### [Task statement]
Which lines contain the string "Aceite"? Please list every one of them.

Data records
▬▬▬▬▬▬▬▬▬▬

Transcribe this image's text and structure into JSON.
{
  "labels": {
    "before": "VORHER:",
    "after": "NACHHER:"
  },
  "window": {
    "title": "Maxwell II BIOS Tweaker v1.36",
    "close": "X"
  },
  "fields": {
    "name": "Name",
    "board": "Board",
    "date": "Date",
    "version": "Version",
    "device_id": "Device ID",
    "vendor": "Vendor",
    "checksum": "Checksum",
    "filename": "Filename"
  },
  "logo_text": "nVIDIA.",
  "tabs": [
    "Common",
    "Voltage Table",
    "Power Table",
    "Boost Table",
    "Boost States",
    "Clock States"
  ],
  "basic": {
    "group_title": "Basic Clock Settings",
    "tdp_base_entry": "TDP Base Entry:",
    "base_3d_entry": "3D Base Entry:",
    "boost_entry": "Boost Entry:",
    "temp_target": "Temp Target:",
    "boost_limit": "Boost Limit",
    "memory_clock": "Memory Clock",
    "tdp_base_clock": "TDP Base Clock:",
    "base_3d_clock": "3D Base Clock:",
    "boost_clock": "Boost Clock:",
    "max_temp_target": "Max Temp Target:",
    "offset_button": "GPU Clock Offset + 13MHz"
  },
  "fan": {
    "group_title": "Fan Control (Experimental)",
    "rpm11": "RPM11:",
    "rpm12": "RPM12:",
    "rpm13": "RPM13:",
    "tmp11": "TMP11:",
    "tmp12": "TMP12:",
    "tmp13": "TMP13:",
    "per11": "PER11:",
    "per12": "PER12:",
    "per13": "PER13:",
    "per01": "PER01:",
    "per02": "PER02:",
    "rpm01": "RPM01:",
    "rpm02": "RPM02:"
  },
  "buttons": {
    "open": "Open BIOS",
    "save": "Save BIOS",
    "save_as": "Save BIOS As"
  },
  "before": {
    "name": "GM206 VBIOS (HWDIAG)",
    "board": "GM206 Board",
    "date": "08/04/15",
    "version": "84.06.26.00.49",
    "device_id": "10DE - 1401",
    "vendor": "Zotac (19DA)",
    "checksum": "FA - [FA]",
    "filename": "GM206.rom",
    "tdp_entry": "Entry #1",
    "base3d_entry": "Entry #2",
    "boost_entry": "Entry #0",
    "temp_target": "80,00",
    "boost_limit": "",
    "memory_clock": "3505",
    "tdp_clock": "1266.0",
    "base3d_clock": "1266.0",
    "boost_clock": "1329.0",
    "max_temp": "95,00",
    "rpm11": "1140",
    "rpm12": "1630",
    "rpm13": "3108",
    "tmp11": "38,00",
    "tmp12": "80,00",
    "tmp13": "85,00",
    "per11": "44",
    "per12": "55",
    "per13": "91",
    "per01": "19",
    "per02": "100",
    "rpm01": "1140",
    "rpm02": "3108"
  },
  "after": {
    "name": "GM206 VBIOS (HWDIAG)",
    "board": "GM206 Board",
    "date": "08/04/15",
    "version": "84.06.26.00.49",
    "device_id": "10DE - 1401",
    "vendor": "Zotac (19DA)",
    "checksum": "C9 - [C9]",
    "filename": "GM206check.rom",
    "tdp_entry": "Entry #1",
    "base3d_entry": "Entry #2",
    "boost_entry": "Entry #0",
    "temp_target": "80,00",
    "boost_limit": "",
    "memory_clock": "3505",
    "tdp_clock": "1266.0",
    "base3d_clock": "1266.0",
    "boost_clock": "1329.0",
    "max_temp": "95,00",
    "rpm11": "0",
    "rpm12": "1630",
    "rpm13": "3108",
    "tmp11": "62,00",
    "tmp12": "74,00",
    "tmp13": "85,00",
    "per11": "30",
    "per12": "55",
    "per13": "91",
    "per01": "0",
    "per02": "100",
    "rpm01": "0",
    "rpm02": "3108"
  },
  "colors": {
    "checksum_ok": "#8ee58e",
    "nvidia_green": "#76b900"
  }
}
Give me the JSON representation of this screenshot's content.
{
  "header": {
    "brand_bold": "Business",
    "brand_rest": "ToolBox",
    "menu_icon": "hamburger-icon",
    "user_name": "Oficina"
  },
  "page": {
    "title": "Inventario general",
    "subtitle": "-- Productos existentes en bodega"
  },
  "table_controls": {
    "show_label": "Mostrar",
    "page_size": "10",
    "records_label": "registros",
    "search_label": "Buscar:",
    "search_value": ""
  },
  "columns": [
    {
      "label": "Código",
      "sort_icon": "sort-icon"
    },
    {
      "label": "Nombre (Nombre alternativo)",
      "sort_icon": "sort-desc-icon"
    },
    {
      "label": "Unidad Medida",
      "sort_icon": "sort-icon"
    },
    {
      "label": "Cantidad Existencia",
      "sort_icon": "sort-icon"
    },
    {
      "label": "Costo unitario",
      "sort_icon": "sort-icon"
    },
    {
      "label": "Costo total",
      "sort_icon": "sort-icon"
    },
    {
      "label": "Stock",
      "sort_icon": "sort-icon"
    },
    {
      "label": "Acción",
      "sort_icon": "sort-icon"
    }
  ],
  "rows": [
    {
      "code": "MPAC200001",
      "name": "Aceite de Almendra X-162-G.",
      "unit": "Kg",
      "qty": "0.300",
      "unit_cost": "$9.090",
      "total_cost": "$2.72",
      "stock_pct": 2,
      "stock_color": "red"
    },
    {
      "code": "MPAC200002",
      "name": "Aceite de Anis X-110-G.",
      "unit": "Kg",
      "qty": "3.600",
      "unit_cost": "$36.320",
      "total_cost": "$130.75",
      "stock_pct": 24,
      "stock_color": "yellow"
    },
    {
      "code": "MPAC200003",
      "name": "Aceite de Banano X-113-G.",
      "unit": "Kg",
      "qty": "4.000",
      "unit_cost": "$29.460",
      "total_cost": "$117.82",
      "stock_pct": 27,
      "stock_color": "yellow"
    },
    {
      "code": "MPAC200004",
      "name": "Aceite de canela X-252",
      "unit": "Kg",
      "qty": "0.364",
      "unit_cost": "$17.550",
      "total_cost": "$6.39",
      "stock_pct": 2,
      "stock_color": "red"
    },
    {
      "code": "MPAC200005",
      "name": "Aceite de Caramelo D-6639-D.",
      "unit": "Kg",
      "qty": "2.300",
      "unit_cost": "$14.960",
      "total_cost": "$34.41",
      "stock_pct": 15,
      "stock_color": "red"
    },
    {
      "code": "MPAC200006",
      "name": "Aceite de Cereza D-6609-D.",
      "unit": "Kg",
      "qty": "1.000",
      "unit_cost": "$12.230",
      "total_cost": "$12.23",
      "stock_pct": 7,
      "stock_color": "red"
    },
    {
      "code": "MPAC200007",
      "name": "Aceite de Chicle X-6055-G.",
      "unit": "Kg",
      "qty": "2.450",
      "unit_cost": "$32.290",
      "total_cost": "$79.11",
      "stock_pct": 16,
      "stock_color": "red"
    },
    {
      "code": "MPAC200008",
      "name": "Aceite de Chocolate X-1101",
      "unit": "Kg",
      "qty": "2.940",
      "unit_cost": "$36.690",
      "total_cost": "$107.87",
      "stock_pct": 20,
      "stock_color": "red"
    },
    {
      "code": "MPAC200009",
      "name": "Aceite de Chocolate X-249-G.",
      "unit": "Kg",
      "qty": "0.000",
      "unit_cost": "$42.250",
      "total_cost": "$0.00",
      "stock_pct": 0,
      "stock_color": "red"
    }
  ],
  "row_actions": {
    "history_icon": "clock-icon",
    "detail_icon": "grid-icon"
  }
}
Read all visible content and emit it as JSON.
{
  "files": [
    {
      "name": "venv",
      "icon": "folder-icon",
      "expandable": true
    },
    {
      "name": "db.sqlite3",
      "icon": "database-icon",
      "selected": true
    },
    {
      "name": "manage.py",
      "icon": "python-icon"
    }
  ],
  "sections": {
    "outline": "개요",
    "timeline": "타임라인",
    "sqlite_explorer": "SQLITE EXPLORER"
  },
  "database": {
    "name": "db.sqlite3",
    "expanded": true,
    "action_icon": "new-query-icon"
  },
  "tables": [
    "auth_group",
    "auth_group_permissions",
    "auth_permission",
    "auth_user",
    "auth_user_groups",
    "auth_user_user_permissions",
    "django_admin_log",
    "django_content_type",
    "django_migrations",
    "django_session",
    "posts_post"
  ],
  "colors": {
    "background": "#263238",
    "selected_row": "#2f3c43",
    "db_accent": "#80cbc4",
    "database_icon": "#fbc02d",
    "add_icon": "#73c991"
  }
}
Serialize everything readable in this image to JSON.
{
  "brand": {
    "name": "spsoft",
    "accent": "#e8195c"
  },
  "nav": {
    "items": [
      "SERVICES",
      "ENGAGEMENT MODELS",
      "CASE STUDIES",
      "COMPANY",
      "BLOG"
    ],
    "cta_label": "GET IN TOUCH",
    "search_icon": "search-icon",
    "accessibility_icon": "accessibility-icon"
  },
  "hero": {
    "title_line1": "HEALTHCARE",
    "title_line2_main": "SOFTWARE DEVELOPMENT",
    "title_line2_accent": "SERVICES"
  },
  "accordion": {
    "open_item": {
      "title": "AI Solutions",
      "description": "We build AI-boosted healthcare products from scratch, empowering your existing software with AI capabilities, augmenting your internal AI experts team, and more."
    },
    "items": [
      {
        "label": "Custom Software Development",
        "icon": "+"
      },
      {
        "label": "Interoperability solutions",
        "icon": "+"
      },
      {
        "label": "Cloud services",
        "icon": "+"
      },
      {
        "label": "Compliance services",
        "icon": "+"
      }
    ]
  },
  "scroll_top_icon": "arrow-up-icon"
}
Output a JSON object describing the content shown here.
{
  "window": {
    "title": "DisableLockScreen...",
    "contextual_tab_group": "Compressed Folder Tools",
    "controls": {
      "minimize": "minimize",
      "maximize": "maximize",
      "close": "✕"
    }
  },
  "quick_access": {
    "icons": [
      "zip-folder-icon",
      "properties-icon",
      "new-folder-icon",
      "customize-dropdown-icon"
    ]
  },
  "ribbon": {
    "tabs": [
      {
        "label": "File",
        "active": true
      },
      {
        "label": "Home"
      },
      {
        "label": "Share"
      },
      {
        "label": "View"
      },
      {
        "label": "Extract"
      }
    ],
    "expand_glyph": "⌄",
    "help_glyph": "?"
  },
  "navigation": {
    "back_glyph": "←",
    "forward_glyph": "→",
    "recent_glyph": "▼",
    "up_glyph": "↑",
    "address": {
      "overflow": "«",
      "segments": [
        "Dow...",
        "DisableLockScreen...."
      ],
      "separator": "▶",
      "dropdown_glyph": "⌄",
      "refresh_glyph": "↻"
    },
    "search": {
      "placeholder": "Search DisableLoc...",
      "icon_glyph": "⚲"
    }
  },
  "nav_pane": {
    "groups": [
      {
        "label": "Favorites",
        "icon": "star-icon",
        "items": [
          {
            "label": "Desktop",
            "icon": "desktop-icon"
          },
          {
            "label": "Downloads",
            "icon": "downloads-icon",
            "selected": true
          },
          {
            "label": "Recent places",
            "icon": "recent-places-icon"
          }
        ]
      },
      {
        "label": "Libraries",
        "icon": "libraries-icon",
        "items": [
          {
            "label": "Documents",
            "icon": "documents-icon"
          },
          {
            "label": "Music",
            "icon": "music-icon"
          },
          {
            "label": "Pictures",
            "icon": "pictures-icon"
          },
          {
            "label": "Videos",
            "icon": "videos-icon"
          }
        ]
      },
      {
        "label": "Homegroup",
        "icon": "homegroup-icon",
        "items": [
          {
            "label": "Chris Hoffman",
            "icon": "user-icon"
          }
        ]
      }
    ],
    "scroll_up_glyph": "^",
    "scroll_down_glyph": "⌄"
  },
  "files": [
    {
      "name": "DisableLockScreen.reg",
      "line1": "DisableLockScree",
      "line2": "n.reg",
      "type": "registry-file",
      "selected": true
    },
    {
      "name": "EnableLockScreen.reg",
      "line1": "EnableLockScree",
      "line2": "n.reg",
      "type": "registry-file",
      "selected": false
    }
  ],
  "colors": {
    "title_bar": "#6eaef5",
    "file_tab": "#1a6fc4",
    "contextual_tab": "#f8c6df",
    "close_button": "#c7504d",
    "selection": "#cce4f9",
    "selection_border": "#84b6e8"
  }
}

▬▬▬▬▬▬▬▬▬▬

### [Solution below]
      "name": "Aceite de Almendra X-162-G.",
      "name": "Aceite de Anis X-110-G.",
      "name": "Aceite de Banano X-113-G.",
      "name": "Aceite de canela X-252",
      "name": "Aceite de Caramelo D-6639-D.",
      "name": "Aceite de Cereza D-6609-D.",
      "name": "Aceite de Chicle X-6055-G.",
      "name": "Aceite de Chocolate X-1101",
      "name": "Aceite de Chocolate X-249-G.",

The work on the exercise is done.